Determine the number of lines that contain the word "Solution", then state that number and nothing more.
═════ INPUT
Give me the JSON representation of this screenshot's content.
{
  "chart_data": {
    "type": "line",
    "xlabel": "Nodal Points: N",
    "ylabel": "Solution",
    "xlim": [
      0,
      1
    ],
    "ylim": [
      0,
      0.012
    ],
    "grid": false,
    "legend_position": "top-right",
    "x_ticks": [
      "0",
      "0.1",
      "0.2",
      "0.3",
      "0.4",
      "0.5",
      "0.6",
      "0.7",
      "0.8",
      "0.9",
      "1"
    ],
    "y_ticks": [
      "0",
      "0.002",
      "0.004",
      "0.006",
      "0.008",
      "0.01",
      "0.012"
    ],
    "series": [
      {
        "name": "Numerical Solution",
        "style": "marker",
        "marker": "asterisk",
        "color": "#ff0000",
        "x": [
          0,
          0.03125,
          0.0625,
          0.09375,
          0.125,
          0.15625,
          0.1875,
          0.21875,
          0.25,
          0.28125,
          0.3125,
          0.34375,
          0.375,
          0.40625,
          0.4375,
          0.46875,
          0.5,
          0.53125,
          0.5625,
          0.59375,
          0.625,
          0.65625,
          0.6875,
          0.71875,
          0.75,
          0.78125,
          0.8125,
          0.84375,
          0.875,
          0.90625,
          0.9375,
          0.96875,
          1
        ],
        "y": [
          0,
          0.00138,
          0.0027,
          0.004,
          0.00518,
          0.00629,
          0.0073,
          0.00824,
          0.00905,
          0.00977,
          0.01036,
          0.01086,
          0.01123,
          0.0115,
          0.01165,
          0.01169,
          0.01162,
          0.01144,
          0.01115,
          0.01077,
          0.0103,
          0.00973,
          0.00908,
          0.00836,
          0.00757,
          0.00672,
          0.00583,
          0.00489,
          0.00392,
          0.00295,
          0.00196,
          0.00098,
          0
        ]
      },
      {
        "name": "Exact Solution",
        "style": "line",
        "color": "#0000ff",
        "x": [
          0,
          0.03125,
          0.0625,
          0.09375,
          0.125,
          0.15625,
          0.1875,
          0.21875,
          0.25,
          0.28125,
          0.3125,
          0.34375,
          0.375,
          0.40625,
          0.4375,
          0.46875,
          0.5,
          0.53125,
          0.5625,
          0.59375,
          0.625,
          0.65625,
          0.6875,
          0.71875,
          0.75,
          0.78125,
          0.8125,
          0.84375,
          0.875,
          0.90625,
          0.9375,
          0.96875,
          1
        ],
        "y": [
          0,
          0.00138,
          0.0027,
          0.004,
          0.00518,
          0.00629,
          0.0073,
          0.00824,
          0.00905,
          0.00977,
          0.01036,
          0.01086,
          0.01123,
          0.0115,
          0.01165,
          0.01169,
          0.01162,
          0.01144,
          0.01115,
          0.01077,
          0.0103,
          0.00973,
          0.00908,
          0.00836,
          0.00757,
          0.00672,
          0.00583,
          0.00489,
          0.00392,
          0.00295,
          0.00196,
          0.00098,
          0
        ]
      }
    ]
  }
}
══════════
# COMPLETED TASK:
3